[SOURCE DOCUMENT]
## Start
Following these experiments he was no longer considered dangerous, as he had seemingly no intention to attack, meaning he was unrestrained, after this, the murder began having delusions, specifically of his head turning into metal (hence the EGO line for meursault) which caused him to begin bashing his head into solid objects - in the time following this, an incident occurred involving the murder of one of the researchers, leading to the murderer to be dissected.
Though the helper was designed to assist humanity, to recognise and assist human behaviour, it is never able to do so, its instruments being replaced with sharp blades rather than cleaning tools; The helper does not act from a will to help however, it simply follows its programming, there is no reason for it to question these instructions, rather it need just act them out as it was ordered.
Singing machine doesn't really have a backstory like others, it's simply the machine itself, and the obsession that it induces over its music; the noises produced are so addicting that those who seek it will sacrifice other employees into the grinder for it to continue; or, if we dissect it as a metaphor, the machine rewards those who willingly sacrifice others in order to succeed (yup its capitalism)
“They're bound to the company the moment they enter. Even if they do resign, they are doomed to stay here forever."
The Funeral of Dead Butterflies tells the story of a pious man who entered the company carrying a coffin to mourn those who could not leave, who soon became trapped inside the company walls himself, becoming a husk with burning memories of an empty faith.
The Funeral of dead butterflies can be separated into 3 thematic faucets, although all connecting back to the abnormality and floor as a whole.
The first is shown primarily in its, and the city’s, story as a whole: The concept of a corporatocracy.
As you enter the company, you sign the contract, you may never leave, even if one retires, they are bound to stay with the company forever.
## End
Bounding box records
## Start
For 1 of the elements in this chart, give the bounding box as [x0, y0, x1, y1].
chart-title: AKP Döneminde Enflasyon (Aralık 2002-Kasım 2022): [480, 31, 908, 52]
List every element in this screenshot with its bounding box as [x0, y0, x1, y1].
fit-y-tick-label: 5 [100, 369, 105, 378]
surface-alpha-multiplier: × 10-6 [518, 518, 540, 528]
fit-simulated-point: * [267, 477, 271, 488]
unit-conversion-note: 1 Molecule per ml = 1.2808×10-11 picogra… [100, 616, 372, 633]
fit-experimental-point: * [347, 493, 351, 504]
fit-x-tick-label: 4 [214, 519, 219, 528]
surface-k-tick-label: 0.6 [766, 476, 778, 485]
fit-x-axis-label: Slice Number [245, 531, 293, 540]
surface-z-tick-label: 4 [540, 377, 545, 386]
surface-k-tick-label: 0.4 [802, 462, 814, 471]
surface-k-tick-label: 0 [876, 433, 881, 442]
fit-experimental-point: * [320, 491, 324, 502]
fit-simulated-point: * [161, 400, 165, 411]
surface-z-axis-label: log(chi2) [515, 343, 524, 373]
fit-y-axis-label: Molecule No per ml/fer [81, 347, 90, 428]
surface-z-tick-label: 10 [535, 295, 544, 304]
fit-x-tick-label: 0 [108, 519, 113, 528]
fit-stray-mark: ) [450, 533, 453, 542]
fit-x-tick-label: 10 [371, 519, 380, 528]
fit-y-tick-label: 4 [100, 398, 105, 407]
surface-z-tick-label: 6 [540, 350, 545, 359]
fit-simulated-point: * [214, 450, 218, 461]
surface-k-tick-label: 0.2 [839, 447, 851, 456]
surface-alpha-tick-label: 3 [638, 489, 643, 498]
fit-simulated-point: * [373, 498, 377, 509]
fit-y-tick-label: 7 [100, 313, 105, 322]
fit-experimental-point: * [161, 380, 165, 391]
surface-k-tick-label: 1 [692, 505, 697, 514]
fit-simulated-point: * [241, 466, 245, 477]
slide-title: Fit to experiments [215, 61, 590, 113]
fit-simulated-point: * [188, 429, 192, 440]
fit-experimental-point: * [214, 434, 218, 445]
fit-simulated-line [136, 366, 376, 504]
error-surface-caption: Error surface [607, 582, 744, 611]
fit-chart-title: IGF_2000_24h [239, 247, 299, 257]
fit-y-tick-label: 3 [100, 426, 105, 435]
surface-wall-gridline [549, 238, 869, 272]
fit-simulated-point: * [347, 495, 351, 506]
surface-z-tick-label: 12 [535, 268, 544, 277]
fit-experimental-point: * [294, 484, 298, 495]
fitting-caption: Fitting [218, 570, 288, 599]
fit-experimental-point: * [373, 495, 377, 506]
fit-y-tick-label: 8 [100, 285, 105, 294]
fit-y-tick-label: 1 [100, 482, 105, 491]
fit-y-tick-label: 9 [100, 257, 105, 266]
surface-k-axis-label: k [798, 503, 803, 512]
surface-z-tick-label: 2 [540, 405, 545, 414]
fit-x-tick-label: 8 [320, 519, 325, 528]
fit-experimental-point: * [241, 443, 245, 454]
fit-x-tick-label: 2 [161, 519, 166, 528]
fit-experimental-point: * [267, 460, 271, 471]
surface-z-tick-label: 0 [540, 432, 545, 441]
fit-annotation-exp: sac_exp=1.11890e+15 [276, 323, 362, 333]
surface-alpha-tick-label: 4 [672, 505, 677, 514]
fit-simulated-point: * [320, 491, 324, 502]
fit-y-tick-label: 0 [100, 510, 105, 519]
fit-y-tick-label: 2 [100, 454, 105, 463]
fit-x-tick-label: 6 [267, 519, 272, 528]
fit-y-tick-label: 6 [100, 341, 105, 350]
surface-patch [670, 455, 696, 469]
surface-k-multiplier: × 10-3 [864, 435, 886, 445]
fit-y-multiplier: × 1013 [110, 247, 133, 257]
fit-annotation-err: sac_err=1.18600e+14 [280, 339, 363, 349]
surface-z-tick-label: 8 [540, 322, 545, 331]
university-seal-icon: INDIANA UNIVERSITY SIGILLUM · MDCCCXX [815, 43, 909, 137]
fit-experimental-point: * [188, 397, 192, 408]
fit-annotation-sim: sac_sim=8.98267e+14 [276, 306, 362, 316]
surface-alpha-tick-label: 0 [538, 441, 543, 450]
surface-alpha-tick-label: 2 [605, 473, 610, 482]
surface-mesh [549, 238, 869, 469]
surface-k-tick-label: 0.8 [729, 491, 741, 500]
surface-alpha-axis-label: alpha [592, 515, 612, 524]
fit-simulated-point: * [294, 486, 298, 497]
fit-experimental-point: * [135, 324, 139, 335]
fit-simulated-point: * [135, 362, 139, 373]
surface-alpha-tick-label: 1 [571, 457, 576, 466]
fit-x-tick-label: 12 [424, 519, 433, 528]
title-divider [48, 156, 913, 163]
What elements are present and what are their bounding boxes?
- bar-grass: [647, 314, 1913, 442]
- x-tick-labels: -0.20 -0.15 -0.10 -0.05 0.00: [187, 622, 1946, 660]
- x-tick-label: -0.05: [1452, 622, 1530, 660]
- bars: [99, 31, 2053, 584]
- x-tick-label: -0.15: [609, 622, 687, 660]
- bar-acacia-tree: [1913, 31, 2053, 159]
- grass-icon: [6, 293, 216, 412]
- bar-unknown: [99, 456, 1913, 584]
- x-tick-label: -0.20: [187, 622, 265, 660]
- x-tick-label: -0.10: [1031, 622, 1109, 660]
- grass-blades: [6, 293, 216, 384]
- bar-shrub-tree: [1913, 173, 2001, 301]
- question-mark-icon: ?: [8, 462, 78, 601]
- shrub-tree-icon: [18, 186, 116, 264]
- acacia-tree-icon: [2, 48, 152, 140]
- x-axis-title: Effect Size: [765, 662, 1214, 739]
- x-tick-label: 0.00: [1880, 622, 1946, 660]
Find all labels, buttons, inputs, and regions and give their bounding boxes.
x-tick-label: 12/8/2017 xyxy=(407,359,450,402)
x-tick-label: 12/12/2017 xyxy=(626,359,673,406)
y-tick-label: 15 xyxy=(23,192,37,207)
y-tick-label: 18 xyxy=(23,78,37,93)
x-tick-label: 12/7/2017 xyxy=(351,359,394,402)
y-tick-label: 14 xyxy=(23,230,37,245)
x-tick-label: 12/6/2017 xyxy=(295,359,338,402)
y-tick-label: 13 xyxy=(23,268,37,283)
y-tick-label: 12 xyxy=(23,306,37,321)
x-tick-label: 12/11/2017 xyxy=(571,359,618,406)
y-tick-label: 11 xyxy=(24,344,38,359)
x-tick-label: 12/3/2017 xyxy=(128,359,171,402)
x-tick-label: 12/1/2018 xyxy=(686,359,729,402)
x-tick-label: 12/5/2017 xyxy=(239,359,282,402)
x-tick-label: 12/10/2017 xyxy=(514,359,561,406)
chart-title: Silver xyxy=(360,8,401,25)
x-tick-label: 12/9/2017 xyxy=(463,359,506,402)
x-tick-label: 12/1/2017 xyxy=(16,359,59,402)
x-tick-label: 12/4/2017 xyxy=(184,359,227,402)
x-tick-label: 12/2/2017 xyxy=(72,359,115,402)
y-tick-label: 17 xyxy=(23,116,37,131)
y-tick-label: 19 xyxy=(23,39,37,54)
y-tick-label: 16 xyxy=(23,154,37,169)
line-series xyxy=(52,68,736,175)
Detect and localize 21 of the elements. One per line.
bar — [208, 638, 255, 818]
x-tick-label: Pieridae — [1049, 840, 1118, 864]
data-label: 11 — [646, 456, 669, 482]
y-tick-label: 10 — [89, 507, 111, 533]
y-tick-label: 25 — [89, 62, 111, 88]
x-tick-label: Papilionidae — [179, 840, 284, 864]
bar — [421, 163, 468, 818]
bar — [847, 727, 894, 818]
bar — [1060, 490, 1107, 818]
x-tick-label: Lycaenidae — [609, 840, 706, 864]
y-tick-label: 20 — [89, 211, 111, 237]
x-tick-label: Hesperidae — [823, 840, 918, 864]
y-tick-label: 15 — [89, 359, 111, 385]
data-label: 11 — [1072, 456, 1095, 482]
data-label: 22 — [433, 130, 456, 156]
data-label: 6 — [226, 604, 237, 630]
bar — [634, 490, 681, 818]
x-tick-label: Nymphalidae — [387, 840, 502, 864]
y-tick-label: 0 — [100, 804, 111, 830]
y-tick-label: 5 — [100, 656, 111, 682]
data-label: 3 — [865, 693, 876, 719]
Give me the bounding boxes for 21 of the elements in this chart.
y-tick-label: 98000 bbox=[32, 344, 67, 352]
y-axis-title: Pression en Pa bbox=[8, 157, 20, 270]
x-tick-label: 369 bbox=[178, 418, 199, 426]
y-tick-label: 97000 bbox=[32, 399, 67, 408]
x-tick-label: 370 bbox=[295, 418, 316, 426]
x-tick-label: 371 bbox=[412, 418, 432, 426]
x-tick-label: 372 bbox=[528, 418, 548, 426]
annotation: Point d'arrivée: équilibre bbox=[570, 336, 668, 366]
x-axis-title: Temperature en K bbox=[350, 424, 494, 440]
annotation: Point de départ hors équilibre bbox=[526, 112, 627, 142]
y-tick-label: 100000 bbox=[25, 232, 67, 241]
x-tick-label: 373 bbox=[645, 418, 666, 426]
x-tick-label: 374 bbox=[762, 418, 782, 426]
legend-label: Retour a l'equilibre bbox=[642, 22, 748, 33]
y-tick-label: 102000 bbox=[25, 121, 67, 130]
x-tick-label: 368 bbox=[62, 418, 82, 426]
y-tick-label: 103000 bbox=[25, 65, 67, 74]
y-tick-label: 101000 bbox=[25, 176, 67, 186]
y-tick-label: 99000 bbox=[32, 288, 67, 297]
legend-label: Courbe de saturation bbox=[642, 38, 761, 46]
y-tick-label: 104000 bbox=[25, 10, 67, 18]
## End
[PROBLEMS TO SOLVE]
A – In the commentary on the abnormalities, what replaced the helper's instruments?
B – Go on with the commentary on the abnormalities, starting after its final sentence.
This material has nothing to do with the text.

[ANSWERS TO THE EXERCISE]
A – Sharp blades rather than cleaning tools.

B –
The second is the funeral, formerly the religious man, coming to mourn those who’s souls are bound to these company walls, to act as a saviour; The Funeral too is trapped inside the company, slowly losing their sense of self, endlessly walking the halls without meaning.
The third is the Kaleidoscope of butterflies, the souls of those who were mourned in the company, trapped inside the confines of this coffin. 
The thematic of the butterflies is best demonstrated through a quote from the Abnormality’s story: 
“Butterflies are supposed to pollinate flowers, but not a single proper flower blooms in this place. There is no choice but to wait. After all, there must be an end to every world” 
In this, the Funeral of dead butterflies embodies the concept of death. Not only does it represent death in the sense of mortality, the Funeral relates to the concept of death and change, the embodiment of endings and new beginnings.
The butterflies being cocooned inside the coffin, the employees being trapped within the company; Through the ending of the company, the souls will be free to fly forth, to live as a human does, rather than a slave to those better off.
Der Freischütz, German for “The Freeshooter” is based off of figure in german folklore of the same name, who sold their soul to the devil for 7 bullets, the first 6 able to hit any target the marksman desired, but the last of which would only follow the will of the devil himself; a story of selling your soul 
In their backstory within Lobotomy Corporation, Freischütz, before taking this deal, murdered all their beloved, so that the destined bullet would have no target, yet in the end it pierced his heart. 
The Freischütz then wondered across different worlds, acting purely off of base impulse, having lost their soul long ago; The Freischütz did not only lose their soul when the devil pierced their heart, but when they gave up their loved ones in an attempt to trick the devil, but the devil seeks only suffering, which the Freischütz has long caused.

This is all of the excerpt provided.